## The exercise
Reproduce each line from the records that holds "their".

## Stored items
- - -

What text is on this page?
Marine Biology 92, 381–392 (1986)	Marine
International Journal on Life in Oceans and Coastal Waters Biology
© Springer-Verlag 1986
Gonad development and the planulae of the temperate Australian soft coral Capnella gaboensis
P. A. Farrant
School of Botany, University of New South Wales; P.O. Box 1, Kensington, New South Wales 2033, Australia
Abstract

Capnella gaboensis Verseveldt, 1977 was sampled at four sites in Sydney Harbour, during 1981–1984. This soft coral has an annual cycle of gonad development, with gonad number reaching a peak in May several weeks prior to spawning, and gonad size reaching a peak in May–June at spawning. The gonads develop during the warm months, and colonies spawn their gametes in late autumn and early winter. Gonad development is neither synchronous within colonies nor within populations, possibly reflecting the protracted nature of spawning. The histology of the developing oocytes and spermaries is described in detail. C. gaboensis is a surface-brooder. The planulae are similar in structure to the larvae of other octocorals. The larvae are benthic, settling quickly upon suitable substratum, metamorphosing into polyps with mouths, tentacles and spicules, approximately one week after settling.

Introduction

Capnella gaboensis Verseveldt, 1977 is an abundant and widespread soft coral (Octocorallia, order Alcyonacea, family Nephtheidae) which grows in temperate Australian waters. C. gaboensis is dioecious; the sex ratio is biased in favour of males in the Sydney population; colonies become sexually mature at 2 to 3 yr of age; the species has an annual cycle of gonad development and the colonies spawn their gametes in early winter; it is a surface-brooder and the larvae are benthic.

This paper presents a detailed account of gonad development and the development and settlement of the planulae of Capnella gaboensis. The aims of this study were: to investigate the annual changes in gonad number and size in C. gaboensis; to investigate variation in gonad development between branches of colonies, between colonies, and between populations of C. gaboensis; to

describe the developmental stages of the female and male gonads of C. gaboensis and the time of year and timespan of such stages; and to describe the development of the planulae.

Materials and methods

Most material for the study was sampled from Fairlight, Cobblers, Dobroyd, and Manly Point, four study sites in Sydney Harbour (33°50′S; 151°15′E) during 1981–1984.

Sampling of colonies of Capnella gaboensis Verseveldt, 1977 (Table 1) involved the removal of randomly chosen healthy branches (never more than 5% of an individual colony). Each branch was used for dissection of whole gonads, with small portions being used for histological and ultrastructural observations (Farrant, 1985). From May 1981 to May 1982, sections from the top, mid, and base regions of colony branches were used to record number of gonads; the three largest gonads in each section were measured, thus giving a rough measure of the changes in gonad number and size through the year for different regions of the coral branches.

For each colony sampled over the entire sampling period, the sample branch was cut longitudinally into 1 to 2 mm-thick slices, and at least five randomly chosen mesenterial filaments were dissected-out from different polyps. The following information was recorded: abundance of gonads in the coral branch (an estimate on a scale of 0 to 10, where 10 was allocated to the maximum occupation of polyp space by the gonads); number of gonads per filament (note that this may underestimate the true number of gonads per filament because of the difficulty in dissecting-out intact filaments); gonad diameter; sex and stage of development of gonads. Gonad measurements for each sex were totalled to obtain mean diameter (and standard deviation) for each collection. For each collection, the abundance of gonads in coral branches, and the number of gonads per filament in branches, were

- - -

## Result
Capnella gaboensis Verseveldt, 1977 was sampled at four sites in Sydney Harbour, during 1981–1984. This soft coral has an annual cycle of gonad development, with gonad number reaching a peak in May several weeks prior to spawning, and gonad size reaching a peak in May–June at spawning. The gonads develop during the warm months, and colonies spawn their gametes in late autumn and early winter. Gonad development is neither synchronous within colonies nor within populations, possibly reflecting the protracted nature of spawning. The histology of the developing oocytes and spermaries is described in detail. C. gaboensis is a surface-brooder. The planulae are similar in structure to the larvae of other octocorals. The larvae are benthic, settling quickly upon suitable substratum, metamorphosing into polyps with mouths, tentacles and spicules, approximately one week after settling.
Capnella gaboensis Verseveldt, 1977 is an abundant and widespread soft coral (Octocorallia, order Alcyonacea, family Nephtheidae) which grows in temperate Australian waters. C. gaboensis is dioecious; the sex ratio is biased in favour of males in the Sydney population; colonies become sexually mature at 2 to 3 yr of age; the species has an annual cycle of gonad development and the colonies spawn their gametes in early winter; it is a surface-brooder and the larvae are benthic.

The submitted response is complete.